Start of DATA FOR THIS TASK
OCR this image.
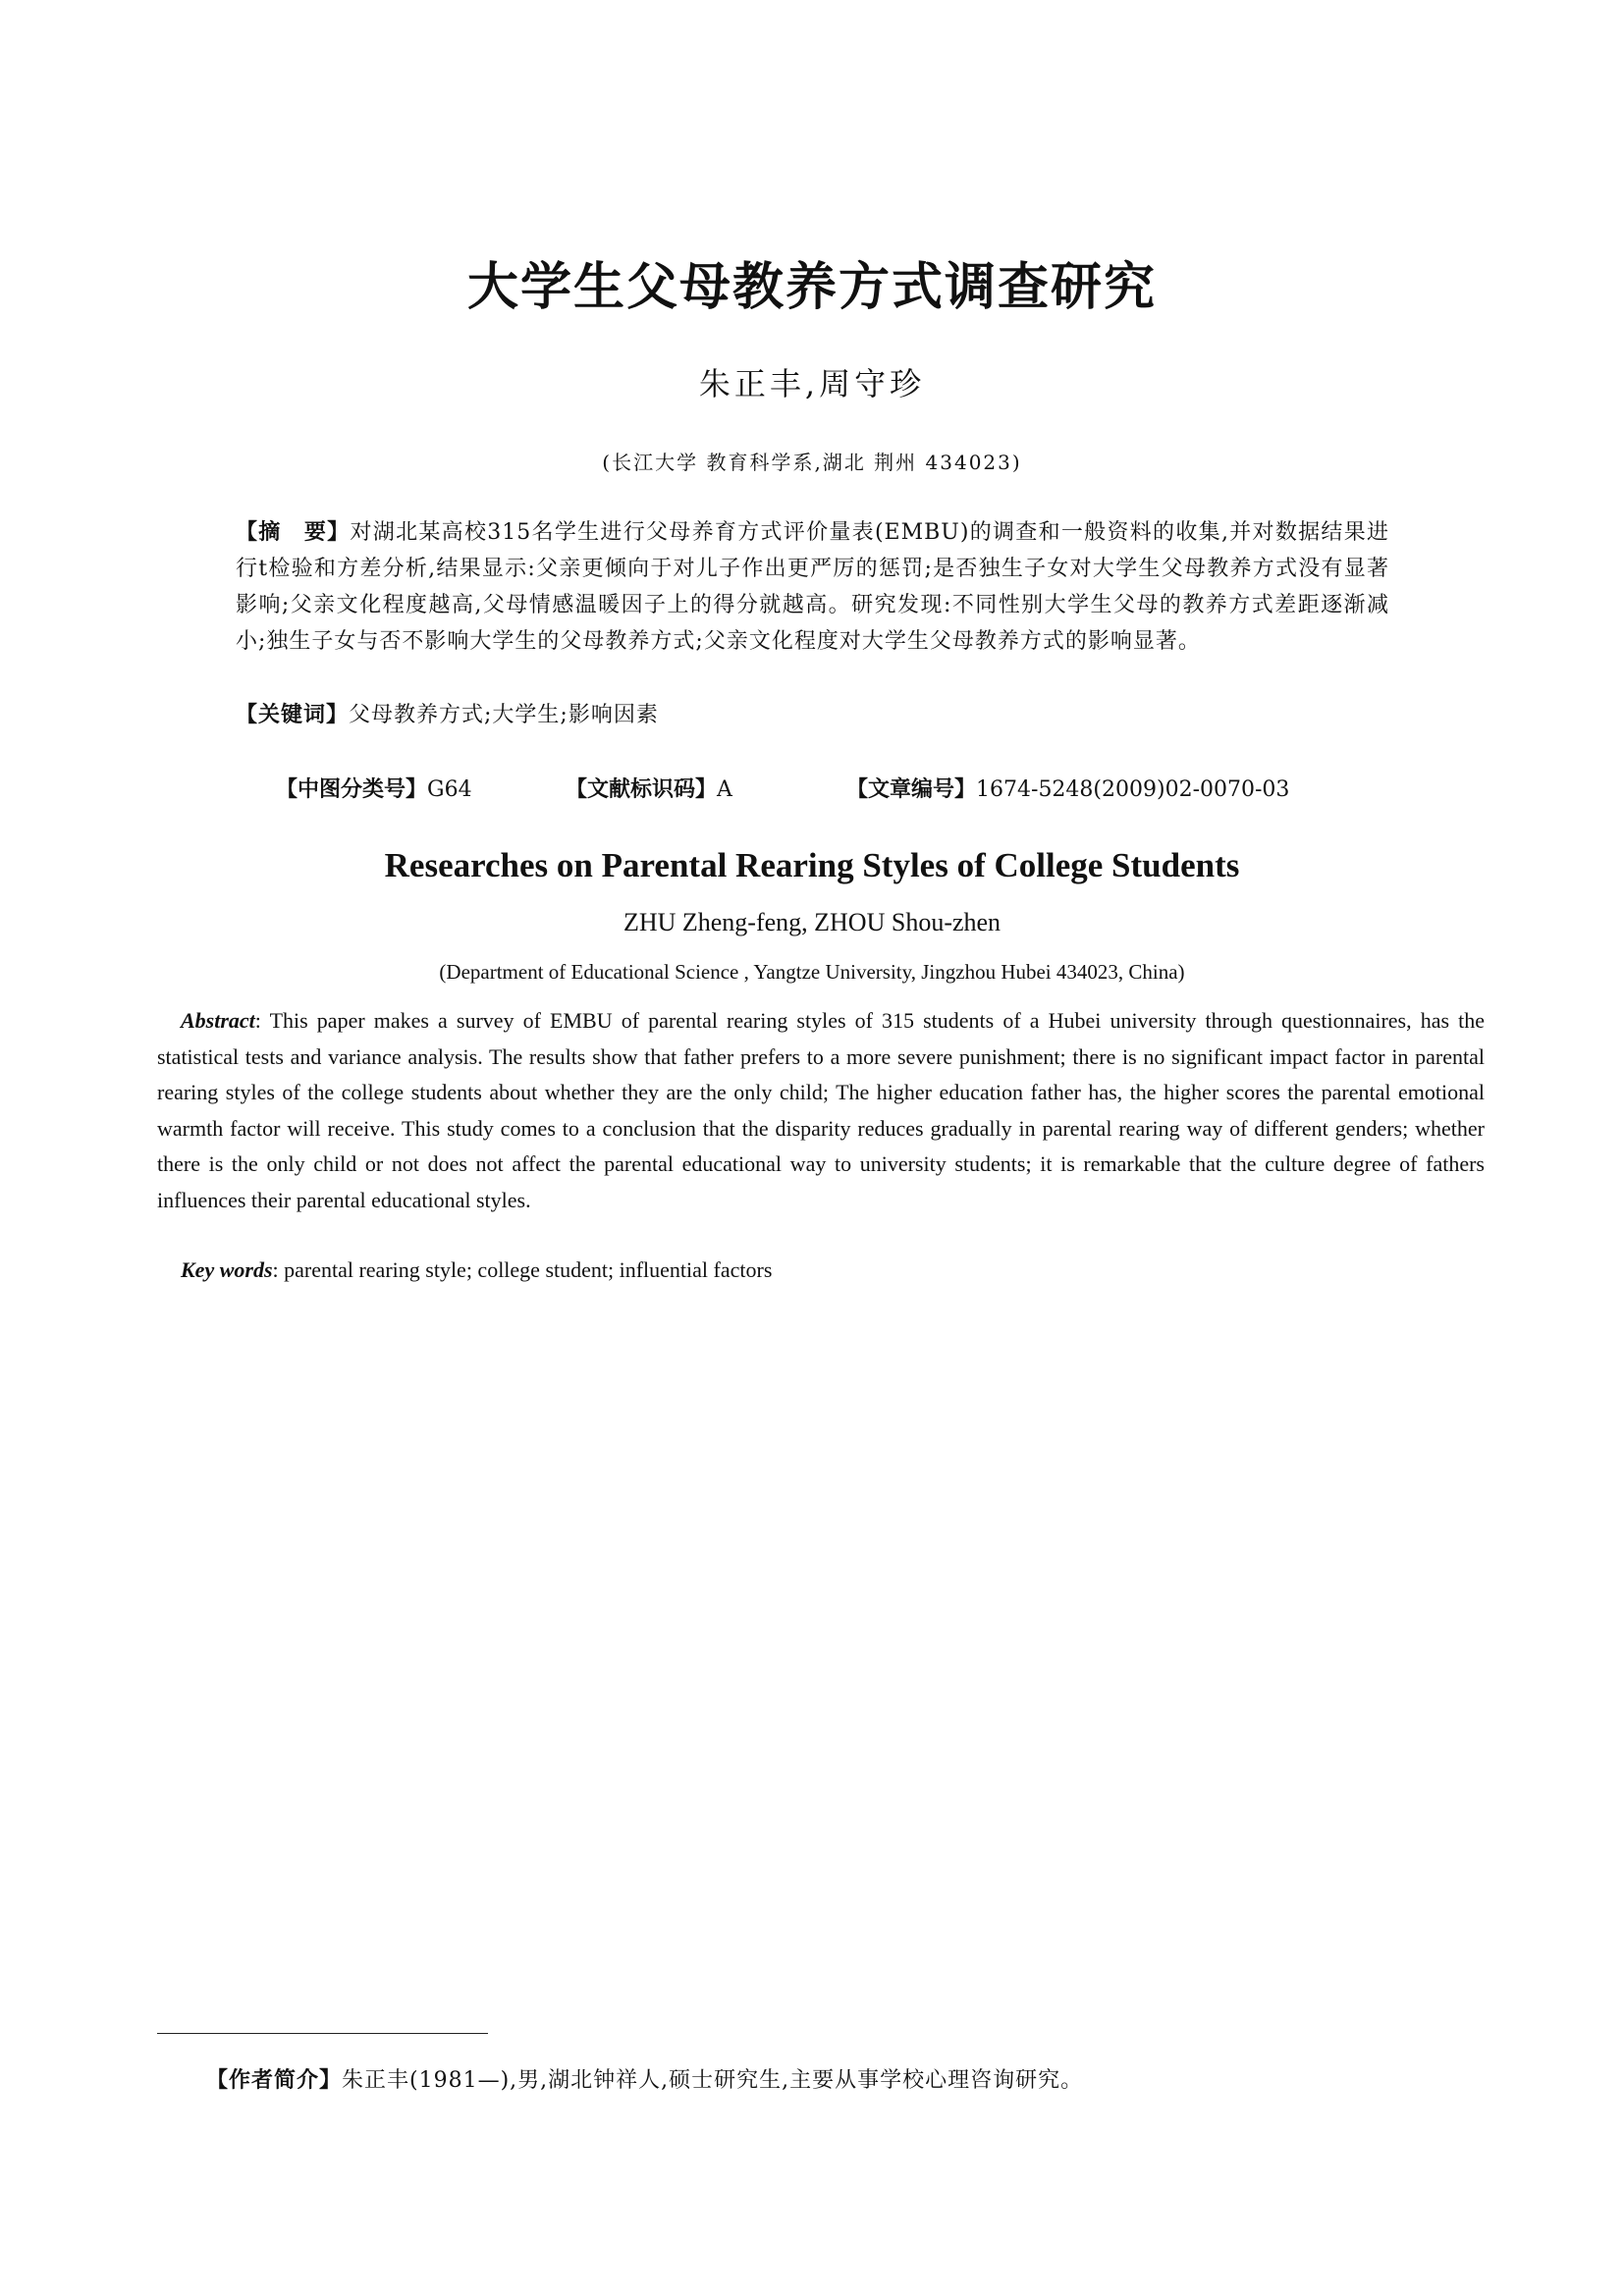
大学生父母教养方式调查研究
朱正丰,周守珍
(长江大学 教育科学系,湖北 荆州 434023)
【摘　要】对湖北某高校315名学生进行父母养育方式评价量表(EMBU)的调查和一般资料的收集,并对数据结果进行t检验和方差分析,结果显示:父亲更倾向于对儿子作出更严厉的惩罚;是否独生子女对大学生父母教养方式没有显著影响;父亲文化程度越高,父母情感温暖因子上的得分就越高。研究发现:不同性别大学生父母的教养方式差距逐渐减小;独生子女与否不影响大学生的父母教养方式;父亲文化程度对大学生父母教养方式的影响显著。
【关键词】父母教养方式;大学生;影响因素
【中图分类号】G64	【文献标识码】A	【文章编号】1674-5248(2009)02-0070-03
Researches on Parental Rearing Styles of College Students
ZHU Zheng-feng, ZHOU Shou-zhen
(Department of Educational Science , Yangtze University, Jingzhou Hubei 434023, China)
Abstract: This paper makes a survey of EMBU of parental rearing styles of 315 students of a Hubei university through questionnaires, has the statistical tests and variance analysis. The results show that father prefers to a more severe punishment; there is no significant impact factor in parental rearing styles of the college students about whether they are the only child; The higher education father has, the higher scores the parental emotional warmth factor will receive. This study comes to a conclusion that the disparity reduces gradually in parental rearing way of different genders; whether there is the only child or not does not affect the parental educational way to university students; it is remarkable that the culture degree of fathers influences their parental educational styles.
Key words: parental rearing style; college student; influential factors
【作者简介】朱正丰(1981—),男,湖北钟祥人,硕士研究生,主要从事学校心理咨询研究。
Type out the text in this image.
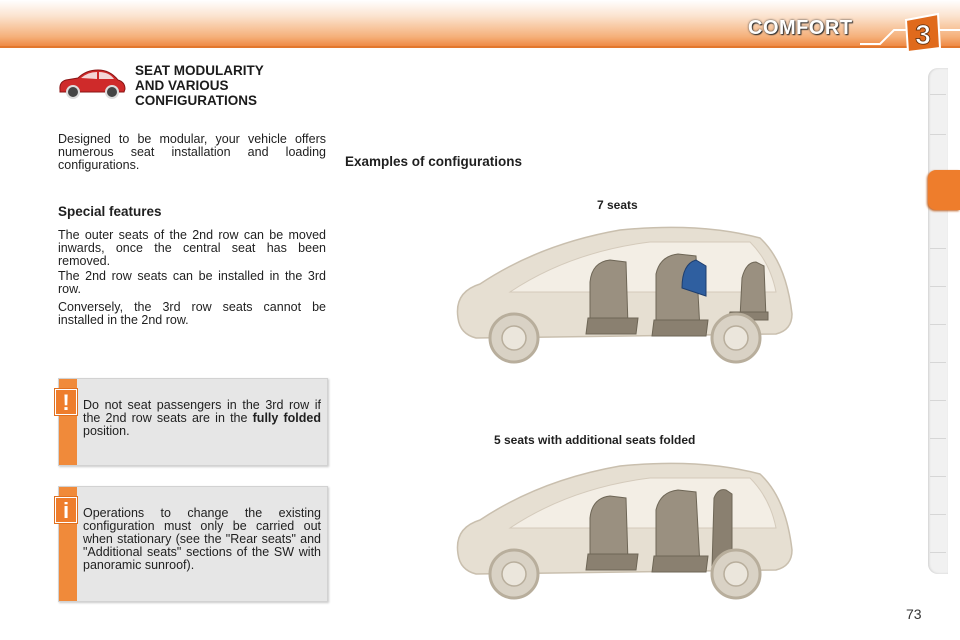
3
COMFORT
SEAT MODULARITY
AND VARIOUS
CONFIGURATIONS
Designed to be modular, your vehicle offers numerous seat installation and loading configurations.
Special features
The outer seats of the 2nd row can be moved inwards, once the central seat has been removed.
The 2nd row seats can be installed in the 3rd row.
Conversely, the 3rd row seats cannot be installed in the 2nd row.
Do not seat passengers in the 3rd row if the 2nd row seats are in the fully folded position.
!
Operations to change the existing configuration must only be carried out when stationary (see the "Rear seats" and "Additional seats" sections of the SW with panoramic sunroof).
i
Examples of configurations
7 seats
5 seats with additional seats folded
73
End of DATA FOR THIS TASK
◆ **WRITTEN INSTRUCTION**
Reproduce the whole listing word for word, setting aside any pictures.

◆ **WRITTEN RESPONSE**
OCR this image.
大学生父母教养方式调查研究
朱正丰,周守珍
(长江大学 教育科学系,湖北 荆州 434023)
【摘　要】对湖北某高校315名学生进行父母养育方式评价量表(EMBU)的调查和一般资料的收集,并对数据结果进行t检验和方差分析,结果显示:父亲更倾向于对儿子作出更严厉的惩罚;是否独生子女对大学生父母教养方式没有显著影响;父亲文化程度越高,父母情感温暖因子上的得分就越高。研究发现:不同性别大学生父母的教养方式差距逐渐减小;独生子女与否不影响大学生的父母教养方式;父亲文化程度对大学生父母教养方式的影响显著。
【关键词】父母教养方式;大学生;影响因素
【中图分类号】G64	【文献标识码】A	【文章编号】1674-5248(2009)02-0070-03
Researches on Parental Rearing Styles of College Students
ZHU Zheng-feng, ZHOU Shou-zhen
(Department of Educational Science , Yangtze University, Jingzhou Hubei 434023, China)
Abstract: This paper makes a survey of EMBU of parental rearing styles of 315 students of a Hubei university through questionnaires, has the statistical tests and variance analysis. The results show that father prefers to a more severe punishment; there is no significant impact factor in parental rearing styles of the college students about whether they are the only child; The higher education father has, the higher scores the parental emotional warmth factor will receive. This study comes to a conclusion that the disparity reduces gradually in parental rearing way of different genders; whether there is the only child or not does not affect the parental educational way to university students; it is remarkable that the culture degree of fathers influences their parental educational styles.
Key words: parental rearing style; college student; influential factors
【作者简介】朱正丰(1981—),男,湖北钟祥人,硕士研究生,主要从事学校心理咨询研究。
Type out the text in this image.
3
COMFORT
SEAT MODULARITY
AND VARIOUS
CONFIGURATIONS
Designed to be modular, your vehicle offers numerous seat installation and loading configurations.
Special features
The outer seats of the 2nd row can be moved inwards, once the central seat has been removed.
The 2nd row seats can be installed in the 3rd row.
Conversely, the 3rd row seats cannot be installed in the 2nd row.
Do not seat passengers in the 3rd row if the 2nd row seats are in the fully folded position.
!
Operations to change the existing configuration must only be carried out when stationary (see the "Rear seats" and "Additional seats" sections of the SW with panoramic sunroof).
i
Examples of configurations
7 seats
5 seats with additional seats folded
73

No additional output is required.